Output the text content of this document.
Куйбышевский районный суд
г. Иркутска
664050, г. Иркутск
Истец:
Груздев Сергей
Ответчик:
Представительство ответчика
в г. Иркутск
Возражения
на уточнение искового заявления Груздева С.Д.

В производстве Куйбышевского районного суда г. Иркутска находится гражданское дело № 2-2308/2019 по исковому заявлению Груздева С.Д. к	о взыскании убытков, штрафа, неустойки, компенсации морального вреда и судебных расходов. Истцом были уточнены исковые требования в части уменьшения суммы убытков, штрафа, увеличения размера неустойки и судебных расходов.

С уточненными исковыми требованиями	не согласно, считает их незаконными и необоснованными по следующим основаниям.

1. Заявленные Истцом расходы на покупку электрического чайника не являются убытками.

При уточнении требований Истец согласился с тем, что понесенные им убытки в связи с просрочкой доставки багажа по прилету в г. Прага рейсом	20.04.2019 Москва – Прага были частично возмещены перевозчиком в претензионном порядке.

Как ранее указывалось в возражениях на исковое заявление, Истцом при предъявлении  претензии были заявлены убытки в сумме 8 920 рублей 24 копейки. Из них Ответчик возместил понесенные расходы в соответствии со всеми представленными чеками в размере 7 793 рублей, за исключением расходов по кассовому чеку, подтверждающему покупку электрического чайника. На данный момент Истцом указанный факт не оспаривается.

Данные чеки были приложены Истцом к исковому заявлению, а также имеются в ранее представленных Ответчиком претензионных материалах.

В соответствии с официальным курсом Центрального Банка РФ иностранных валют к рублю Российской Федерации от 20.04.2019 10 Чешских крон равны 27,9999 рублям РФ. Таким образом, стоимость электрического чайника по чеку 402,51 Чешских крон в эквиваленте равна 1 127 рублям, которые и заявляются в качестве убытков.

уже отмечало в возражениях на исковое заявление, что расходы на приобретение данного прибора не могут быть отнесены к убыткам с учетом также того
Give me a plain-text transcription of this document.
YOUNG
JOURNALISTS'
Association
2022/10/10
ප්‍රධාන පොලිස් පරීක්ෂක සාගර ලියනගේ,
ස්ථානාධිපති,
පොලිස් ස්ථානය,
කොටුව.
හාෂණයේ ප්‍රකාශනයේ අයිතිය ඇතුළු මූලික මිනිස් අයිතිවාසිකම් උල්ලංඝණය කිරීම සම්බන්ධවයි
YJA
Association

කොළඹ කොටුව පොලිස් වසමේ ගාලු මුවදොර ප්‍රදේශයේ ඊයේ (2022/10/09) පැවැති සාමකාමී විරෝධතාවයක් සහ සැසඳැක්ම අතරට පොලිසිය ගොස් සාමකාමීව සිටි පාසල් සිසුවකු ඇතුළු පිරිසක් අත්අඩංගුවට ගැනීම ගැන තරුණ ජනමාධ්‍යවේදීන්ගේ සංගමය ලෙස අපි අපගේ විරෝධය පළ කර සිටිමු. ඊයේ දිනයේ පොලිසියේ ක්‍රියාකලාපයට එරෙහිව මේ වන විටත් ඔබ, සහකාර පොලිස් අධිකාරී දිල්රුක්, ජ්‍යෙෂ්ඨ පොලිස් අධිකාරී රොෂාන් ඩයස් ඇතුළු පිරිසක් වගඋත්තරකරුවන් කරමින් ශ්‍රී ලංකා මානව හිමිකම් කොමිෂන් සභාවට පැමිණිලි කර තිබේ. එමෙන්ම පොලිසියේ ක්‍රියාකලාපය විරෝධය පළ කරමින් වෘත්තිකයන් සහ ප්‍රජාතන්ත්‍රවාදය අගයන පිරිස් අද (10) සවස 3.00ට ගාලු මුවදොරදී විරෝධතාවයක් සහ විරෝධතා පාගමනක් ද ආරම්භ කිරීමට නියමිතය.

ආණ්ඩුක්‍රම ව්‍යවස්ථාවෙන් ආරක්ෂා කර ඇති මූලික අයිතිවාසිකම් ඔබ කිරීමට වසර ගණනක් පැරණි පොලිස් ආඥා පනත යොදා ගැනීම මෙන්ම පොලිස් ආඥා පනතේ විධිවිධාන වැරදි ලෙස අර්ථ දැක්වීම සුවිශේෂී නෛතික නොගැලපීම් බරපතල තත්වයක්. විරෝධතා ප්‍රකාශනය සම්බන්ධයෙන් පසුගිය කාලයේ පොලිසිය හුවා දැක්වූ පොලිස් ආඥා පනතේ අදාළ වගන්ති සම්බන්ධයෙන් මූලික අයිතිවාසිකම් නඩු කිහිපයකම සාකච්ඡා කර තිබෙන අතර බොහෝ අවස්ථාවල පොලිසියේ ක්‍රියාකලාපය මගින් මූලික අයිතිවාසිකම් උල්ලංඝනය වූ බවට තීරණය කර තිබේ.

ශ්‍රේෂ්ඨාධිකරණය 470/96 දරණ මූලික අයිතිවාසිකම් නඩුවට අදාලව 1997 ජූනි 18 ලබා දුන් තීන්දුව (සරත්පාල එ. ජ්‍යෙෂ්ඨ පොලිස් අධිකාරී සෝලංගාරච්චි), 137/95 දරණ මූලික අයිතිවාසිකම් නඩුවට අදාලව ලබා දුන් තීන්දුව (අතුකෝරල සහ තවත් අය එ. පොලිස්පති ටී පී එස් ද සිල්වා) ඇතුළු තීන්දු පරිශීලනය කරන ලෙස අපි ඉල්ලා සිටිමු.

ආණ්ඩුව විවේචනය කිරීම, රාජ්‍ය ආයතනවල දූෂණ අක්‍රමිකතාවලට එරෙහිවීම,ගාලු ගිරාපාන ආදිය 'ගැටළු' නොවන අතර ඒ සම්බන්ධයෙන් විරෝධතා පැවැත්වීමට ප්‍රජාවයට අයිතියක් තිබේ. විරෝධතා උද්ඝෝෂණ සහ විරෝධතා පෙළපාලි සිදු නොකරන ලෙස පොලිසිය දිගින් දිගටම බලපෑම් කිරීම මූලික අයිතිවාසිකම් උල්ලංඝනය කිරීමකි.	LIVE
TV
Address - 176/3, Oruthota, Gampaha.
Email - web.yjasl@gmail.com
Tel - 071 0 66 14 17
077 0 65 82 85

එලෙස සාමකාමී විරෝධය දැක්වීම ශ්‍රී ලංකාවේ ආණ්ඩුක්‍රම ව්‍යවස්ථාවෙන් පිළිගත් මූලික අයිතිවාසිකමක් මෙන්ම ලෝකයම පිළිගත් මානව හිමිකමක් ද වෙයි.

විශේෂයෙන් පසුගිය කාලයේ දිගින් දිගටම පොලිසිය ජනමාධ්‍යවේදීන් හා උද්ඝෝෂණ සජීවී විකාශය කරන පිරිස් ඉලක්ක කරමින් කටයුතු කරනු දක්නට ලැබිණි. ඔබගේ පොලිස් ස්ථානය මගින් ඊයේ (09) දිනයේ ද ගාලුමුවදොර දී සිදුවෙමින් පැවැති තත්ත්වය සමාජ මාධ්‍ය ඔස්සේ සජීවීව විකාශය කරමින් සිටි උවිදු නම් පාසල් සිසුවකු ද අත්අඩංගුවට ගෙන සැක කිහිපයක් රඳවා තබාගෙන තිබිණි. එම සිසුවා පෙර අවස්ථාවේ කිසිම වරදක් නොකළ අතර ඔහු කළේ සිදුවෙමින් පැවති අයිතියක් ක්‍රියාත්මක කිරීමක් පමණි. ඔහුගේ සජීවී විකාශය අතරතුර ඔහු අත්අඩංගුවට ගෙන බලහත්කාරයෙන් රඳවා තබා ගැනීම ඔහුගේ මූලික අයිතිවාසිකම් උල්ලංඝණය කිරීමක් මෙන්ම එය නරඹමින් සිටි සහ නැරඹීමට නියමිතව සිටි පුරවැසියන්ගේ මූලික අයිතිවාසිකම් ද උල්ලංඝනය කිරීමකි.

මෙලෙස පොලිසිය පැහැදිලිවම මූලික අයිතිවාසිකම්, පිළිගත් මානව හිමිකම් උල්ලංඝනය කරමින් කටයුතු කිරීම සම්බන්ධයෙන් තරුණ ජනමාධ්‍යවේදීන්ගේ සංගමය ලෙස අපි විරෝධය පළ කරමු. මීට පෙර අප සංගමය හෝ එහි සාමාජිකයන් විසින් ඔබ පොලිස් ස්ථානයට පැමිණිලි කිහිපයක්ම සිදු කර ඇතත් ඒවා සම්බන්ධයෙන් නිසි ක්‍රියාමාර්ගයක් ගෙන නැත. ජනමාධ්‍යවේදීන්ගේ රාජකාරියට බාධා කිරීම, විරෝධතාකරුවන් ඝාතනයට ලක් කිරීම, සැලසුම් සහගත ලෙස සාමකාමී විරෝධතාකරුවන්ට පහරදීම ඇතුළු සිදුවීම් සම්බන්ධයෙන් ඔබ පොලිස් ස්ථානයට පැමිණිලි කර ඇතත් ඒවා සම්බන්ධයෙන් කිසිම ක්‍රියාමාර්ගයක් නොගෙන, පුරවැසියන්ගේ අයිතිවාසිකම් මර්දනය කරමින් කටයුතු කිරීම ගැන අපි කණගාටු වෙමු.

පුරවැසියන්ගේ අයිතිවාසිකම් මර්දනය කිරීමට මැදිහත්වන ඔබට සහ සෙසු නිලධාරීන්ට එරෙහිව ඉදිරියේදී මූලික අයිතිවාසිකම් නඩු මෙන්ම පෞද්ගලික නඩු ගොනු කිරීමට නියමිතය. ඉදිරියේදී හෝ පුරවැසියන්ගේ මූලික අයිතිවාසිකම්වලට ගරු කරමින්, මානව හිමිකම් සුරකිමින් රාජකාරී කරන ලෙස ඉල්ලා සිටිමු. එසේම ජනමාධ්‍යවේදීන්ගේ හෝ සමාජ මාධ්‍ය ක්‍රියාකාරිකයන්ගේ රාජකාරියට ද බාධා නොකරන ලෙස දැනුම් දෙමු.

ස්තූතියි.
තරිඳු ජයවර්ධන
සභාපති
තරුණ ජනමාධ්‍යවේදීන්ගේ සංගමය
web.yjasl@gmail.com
+ + + + +
Problem
Identify every line above with the string "покупку" in it. Copy those lines.

Full solution
1. Заявленные Истцом расходы на покупку электрического чайника не являются убытками.
Как ранее указывалось в возражениях на исковое заявление, Истцом при предъявлении  претензии были заявлены убытки в сумме 8 920 рублей 24 копейки. Из них Ответчик возместил понесенные расходы в соответствии со всеми представленными чеками в размере 7 793 рублей, за исключением расходов по кассовому чеку, подтверждающему покупку электрического чайника. На данный момент Истцом указанный факт не оспаривается.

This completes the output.